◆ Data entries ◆
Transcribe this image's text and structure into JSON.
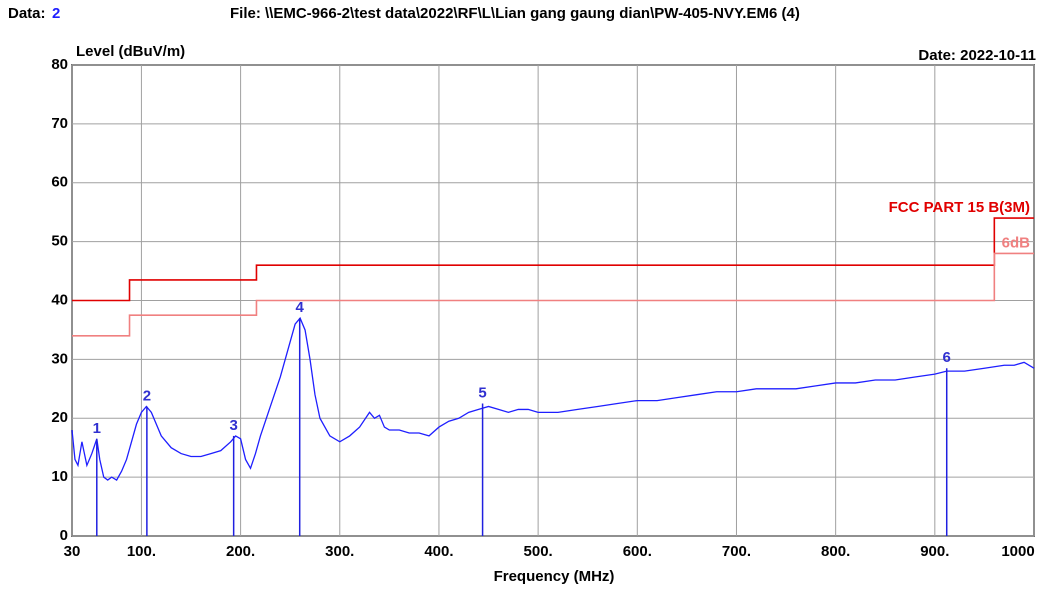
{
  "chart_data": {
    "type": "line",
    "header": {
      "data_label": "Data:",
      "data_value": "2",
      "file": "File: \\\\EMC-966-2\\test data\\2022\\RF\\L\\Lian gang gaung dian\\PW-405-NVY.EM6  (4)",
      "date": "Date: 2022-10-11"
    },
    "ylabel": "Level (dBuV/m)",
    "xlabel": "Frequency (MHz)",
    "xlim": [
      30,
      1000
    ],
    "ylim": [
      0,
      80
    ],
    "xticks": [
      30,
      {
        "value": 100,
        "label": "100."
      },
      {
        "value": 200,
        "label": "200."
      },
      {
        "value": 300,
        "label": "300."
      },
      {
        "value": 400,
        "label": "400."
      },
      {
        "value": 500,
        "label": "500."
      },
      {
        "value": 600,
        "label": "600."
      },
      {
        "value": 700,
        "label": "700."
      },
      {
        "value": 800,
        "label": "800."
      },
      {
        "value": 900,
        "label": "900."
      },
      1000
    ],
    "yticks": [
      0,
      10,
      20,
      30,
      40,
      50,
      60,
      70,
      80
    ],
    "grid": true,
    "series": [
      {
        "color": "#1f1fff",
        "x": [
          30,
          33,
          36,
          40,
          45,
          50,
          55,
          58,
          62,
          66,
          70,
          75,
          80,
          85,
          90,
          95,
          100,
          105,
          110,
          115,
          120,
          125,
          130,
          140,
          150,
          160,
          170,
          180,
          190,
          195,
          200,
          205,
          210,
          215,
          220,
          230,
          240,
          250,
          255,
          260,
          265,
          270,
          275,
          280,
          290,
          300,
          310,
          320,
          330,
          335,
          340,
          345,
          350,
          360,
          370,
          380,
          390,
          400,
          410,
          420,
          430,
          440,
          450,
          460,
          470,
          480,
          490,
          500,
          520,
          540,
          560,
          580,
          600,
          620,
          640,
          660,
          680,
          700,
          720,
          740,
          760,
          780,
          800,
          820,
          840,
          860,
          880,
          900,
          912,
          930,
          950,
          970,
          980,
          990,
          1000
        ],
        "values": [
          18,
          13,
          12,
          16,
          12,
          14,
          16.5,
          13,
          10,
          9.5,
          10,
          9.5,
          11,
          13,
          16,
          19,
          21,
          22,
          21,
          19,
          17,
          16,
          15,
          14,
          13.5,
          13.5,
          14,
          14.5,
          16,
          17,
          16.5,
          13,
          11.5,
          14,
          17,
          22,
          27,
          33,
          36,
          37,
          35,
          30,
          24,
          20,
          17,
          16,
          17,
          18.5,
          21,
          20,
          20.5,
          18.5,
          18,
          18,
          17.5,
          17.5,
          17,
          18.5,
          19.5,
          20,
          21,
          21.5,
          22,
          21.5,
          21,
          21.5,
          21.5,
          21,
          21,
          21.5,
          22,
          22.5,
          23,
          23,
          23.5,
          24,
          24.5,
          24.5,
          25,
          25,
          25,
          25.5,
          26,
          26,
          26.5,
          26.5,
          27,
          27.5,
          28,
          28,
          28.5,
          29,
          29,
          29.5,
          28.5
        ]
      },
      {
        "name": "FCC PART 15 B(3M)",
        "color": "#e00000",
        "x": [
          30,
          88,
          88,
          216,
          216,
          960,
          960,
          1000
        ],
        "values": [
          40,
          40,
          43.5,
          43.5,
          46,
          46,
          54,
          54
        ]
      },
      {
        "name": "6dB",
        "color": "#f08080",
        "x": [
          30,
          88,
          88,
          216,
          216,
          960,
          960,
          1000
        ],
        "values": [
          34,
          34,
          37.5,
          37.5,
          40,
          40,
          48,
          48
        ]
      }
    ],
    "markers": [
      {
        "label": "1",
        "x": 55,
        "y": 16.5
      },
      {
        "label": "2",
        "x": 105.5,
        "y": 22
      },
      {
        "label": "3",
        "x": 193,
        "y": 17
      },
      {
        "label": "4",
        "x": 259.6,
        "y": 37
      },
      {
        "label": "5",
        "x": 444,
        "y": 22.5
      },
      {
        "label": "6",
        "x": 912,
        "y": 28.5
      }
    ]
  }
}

◆ DIRECTIVE ◆
Quote the data exactly, leaving every image out of the copy.

◆ WORKED ANSWER ◆
Transcribe this image's text and structure into JSON.
{
  "chart_data": {
    "type": "line",
    "header": {
      "data_label": "Data:",
      "data_value": "2",
      "file": "File: \\\\EMC-966-2\\test data\\2022\\RF\\L\\Lian gang gaung dian\\PW-405-NVY.EM6  (4)",
      "date": "Date: 2022-10-11"
    },
    "ylabel": "Level (dBuV/m)",
    "xlabel": "Frequency (MHz)",
    "xlim": [
      30,
      1000
    ],
    "ylim": [
      0,
      80
    ],
    "xticks": [
      30,
      {
        "value": 100,
        "label": "100."
      },
      {
        "value": 200,
        "label": "200."
      },
      {
        "value": 300,
        "label": "300."
      },
      {
        "value": 400,
        "label": "400."
      },
      {
        "value": 500,
        "label": "500."
      },
      {
        "value": 600,
        "label": "600."
      },
      {
        "value": 700,
        "label": "700."
      },
      {
        "value": 800,
        "label": "800."
      },
      {
        "value": 900,
        "label": "900."
      },
      1000
    ],
    "yticks": [
      0,
      10,
      20,
      30,
      40,
      50,
      60,
      70,
      80
    ],
    "grid": true,
    "series": [
      {
        "color": "#1f1fff",
        "x": [
          30,
          33,
          36,
          40,
          45,
          50,
          55,
          58,
          62,
          66,
          70,
          75,
          80,
          85,
          90,
          95,
          100,
          105,
          110,
          115,
          120,
          125,
          130,
          140,
          150,
          160,
          170,
          180,
          190,
          195,
          200,
          205,
          210,
          215,
          220,
          230,
          240,
          250,
          255,
          260,
          265,
          270,
          275,
          280,
          290,
          300,
          310,
          320,
          330,
          335,
          340,
          345,
          350,
          360,
          370,
          380,
          390,
          400,
          410,
          420,
          430,
          440,
          450,
          460,
          470,
          480,
          490,
          500,
          520,
          540,
          560,
          580,
          600,
          620,
          640,
          660,
          680,
          700,
          720,
          740,
          760,
          780,
          800,
          820,
          840,
          860,
          880,
          900,
          912,
          930,
          950,
          970,
          980,
          990,
          1000
        ],
        "values": [
          18,
          13,
          12,
          16,
          12,
          14,
          16.5,
          13,
          10,
          9.5,
          10,
          9.5,
          11,
          13,
          16,
          19,
          21,
          22,
          21,
          19,
          17,
          16,
          15,
          14,
          13.5,
          13.5,
          14,
          14.5,
          16,
          17,
          16.5,
          13,
          11.5,
          14,
          17,
          22,
          27,
          33,
          36,
          37,
          35,
          30,
          24,
          20,
          17,
          16,
          17,
          18.5,
          21,
          20,
          20.5,
          18.5,
          18,
          18,
          17.5,
          17.5,
          17,
          18.5,
          19.5,
          20,
          21,
          21.5,
          22,
          21.5,
          21,
          21.5,
          21.5,
          21,
          21,
          21.5,
          22,
          22.5,
          23,
          23,
          23.5,
          24,
          24.5,
          24.5,
          25,
          25,
          25,
          25.5,
          26,
          26,
          26.5,
          26.5,
          27,
          27.5,
          28,
          28,
          28.5,
          29,
          29,
          29.5,
          28.5
        ]
      },
      {
        "name": "FCC PART 15 B(3M)",
        "color": "#e00000",
        "x": [
          30,
          88,
          88,
          216,
          216,
          960,
          960,
          1000
        ],
        "values": [
          40,
          40,
          43.5,
          43.5,
          46,
          46,
          54,
          54
        ]
      },
      {
        "name": "6dB",
        "color": "#f08080",
        "x": [
          30,
          88,
          88,
          216,
          216,
          960,
          960,
          1000
        ],
        "values": [
          34,
          34,
          37.5,
          37.5,
          40,
          40,
          48,
          48
        ]
      }
    ],
    "markers": [
      {
        "label": "1",
        "x": 55,
        "y": 16.5
      },
      {
        "label": "2",
        "x": 105.5,
        "y": 22
      },
      {
        "label": "3",
        "x": 193,
        "y": 17
      },
      {
        "label": "4",
        "x": 259.6,
        "y": 37
      },
      {
        "label": "5",
        "x": 444,
        "y": 22.5
      },
      {
        "label": "6",
        "x": 912,
        "y": 28.5
      }
    ]
  }
}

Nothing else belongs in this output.